Task to complete ::
Can you convert the material, starting at its first line and ending at the line that contains "footnote-text: Während der", into a Markdown table with the columns Number and Line, leaving out any blank lines?
┌─ Supplied entries
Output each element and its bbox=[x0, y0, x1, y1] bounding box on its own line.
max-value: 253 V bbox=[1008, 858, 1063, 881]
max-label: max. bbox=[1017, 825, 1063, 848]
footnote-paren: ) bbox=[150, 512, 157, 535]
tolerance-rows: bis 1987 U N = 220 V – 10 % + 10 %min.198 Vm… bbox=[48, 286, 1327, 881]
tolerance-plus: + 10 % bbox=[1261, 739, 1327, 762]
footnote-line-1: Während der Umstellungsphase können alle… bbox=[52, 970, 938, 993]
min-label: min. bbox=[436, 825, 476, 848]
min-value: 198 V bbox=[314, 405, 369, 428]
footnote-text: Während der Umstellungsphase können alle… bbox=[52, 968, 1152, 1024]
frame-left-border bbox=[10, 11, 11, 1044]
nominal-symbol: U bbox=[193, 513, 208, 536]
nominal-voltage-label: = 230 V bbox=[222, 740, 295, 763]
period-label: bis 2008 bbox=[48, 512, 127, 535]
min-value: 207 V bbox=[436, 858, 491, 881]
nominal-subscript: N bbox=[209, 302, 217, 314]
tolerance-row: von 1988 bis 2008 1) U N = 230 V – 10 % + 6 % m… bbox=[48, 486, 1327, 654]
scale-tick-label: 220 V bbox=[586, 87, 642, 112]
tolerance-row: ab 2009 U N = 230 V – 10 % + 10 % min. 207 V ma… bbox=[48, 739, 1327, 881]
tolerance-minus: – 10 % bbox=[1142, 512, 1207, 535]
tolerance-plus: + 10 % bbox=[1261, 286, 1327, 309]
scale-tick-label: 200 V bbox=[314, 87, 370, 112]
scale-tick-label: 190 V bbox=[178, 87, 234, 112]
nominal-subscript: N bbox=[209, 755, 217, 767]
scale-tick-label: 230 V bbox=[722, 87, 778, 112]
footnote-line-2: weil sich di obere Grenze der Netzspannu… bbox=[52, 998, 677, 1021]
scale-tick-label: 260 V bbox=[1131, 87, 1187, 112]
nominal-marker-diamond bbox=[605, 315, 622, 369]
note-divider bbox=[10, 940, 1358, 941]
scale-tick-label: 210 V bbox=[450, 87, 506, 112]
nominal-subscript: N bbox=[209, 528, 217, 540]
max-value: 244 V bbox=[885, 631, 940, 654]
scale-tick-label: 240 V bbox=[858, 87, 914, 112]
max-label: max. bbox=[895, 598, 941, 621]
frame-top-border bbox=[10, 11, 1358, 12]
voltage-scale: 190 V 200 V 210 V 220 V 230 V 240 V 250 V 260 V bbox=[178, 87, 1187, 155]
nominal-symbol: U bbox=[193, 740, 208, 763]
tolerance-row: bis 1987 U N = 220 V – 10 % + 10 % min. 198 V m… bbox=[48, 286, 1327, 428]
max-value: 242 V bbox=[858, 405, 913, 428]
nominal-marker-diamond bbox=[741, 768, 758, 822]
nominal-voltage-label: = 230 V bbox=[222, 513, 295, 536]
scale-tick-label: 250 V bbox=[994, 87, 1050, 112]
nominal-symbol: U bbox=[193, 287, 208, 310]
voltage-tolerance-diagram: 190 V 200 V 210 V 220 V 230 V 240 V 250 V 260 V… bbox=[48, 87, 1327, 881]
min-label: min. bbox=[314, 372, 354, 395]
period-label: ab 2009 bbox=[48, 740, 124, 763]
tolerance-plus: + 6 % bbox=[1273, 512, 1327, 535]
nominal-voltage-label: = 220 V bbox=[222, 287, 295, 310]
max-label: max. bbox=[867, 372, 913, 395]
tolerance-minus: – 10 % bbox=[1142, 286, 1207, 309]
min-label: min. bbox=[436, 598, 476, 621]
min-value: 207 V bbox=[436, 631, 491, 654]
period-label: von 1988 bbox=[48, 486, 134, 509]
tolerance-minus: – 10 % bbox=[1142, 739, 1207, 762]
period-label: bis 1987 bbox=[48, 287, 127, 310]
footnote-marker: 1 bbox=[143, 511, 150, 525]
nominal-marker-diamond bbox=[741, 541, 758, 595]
└─
Result ::
| Number | Line |
|---|---|
| 1 | Output each element and its bbox=[x0, y0, x1, y1] bounding box on its own line. |
| 2 | max-value: 253 V bbox=[1008, 858, 1063, 881] |
| 3 | max-label: max. bbox=[1017, 825, 1063, 848] |
| 4 | footnote-paren: ) bbox=[150, 512, 157, 535] |
| 5 | tolerance-rows: bis 1987 U N = 220 V – 10 % + 10 %min.198 Vm… bbox=[48, 286, 1327, 881] |
| 6 | tolerance-plus: + 10 % bbox=[1261, 739, 1327, 762] |
| 7 | footnote-line-1: Während der Umstellungsphase können alle… bbox=[52, 970, 938, 993] |
| 8 | min-label: min. bbox=[436, 825, 476, 848] |
| 9 | min-value: 198 V bbox=[314, 405, 369, 428] |
| 10 | footnote-text: Während der Umstellungsphase können alle… bbox=[52, 968, 1152, 1024] |